╔══
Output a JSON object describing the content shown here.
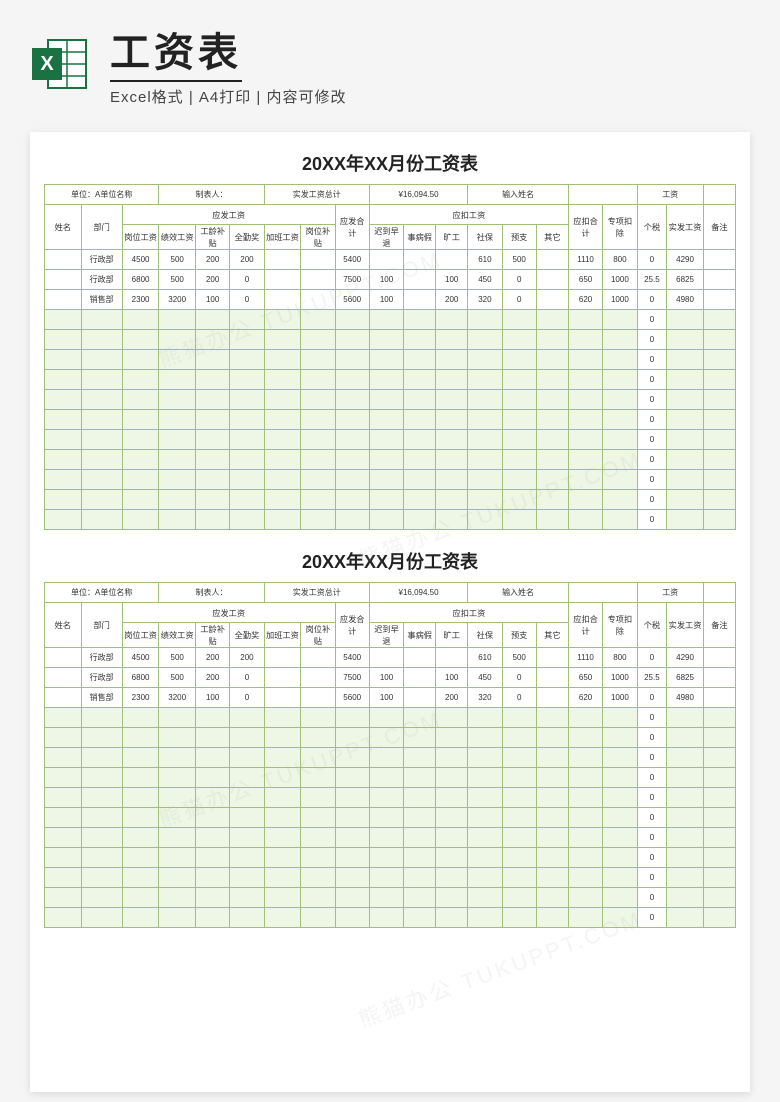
{
  "header": {
    "title": "工资表",
    "subtitle": "Excel格式 | A4打印 | 内容可修改",
    "icon_name": "excel-icon"
  },
  "sheet": {
    "title": "20XX年XX月份工资表",
    "info": {
      "unit_label": "单位：A单位名称",
      "maker_label": "制表人：",
      "total_label": "实发工资总计",
      "total_value": "¥16,094.50",
      "name_label": "输入姓名",
      "salary_label": "工资"
    },
    "headers": {
      "name": "姓名",
      "dept": "部门",
      "payable_group": "应发工资",
      "payable_total": "应发合计",
      "deduct_group": "应扣工资",
      "deduct_total": "应扣合计",
      "special": "专项扣除",
      "tax": "个税",
      "net": "实发工资",
      "remark": "备注",
      "pay_cols": [
        "岗位工资",
        "绩效工资",
        "工龄补贴",
        "全勤奖",
        "加班工资",
        "岗位补贴"
      ],
      "ded_cols": [
        "迟到早退",
        "事病假",
        "旷工",
        "社保",
        "预支",
        "其它"
      ]
    },
    "rows": [
      {
        "name": "",
        "dept": "行政部",
        "pay": [
          "4500",
          "500",
          "200",
          "200",
          "",
          ""
        ],
        "ptotal": "5400",
        "ded": [
          "",
          "",
          "",
          "610",
          "500",
          ""
        ],
        "dtotal": "1110",
        "special": "800",
        "tax": "0",
        "net": "4290",
        "remark": ""
      },
      {
        "name": "",
        "dept": "行政部",
        "pay": [
          "6800",
          "500",
          "200",
          "0",
          "",
          ""
        ],
        "ptotal": "7500",
        "ded": [
          "100",
          "",
          "100",
          "450",
          "0",
          ""
        ],
        "dtotal": "650",
        "special": "1000",
        "tax": "25.5",
        "net": "6825",
        "remark": ""
      },
      {
        "name": "",
        "dept": "销售部",
        "pay": [
          "2300",
          "3200",
          "100",
          "0",
          "",
          ""
        ],
        "ptotal": "5600",
        "ded": [
          "100",
          "",
          "200",
          "320",
          "0",
          ""
        ],
        "dtotal": "620",
        "special": "1000",
        "tax": "0",
        "net": "4980",
        "remark": ""
      }
    ],
    "empty_tax_zero": "0",
    "empty_row_count": 11
  },
  "chart_data": {
    "type": "table",
    "title": "20XX年XX月份工资表",
    "columns": [
      "姓名",
      "部门",
      "岗位工资",
      "绩效工资",
      "工龄补贴",
      "全勤奖",
      "加班工资",
      "岗位补贴",
      "应发合计",
      "迟到早退",
      "事病假",
      "旷工",
      "社保",
      "预支",
      "其它",
      "应扣合计",
      "专项扣除",
      "个税",
      "实发工资",
      "备注"
    ],
    "rows": [
      [
        "",
        "行政部",
        4500,
        500,
        200,
        200,
        null,
        null,
        5400,
        null,
        null,
        null,
        610,
        500,
        null,
        1110,
        800,
        0,
        4290,
        ""
      ],
      [
        "",
        "行政部",
        6800,
        500,
        200,
        0,
        null,
        null,
        7500,
        100,
        null,
        100,
        450,
        0,
        null,
        650,
        1000,
        25.5,
        6825,
        ""
      ],
      [
        "",
        "销售部",
        2300,
        3200,
        100,
        0,
        null,
        null,
        5600,
        100,
        null,
        200,
        320,
        0,
        null,
        620,
        1000,
        0,
        4980,
        ""
      ]
    ],
    "summary": {
      "实发工资总计": 16094.5
    }
  }
}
╚══
» **Exercise directions**: Lines from the records above that hold "special" are the ones to list.

» **Exercise answer**:
      "special": "专项扣除",
        "special": "800",
        "special": "1000",
        "special": "1000",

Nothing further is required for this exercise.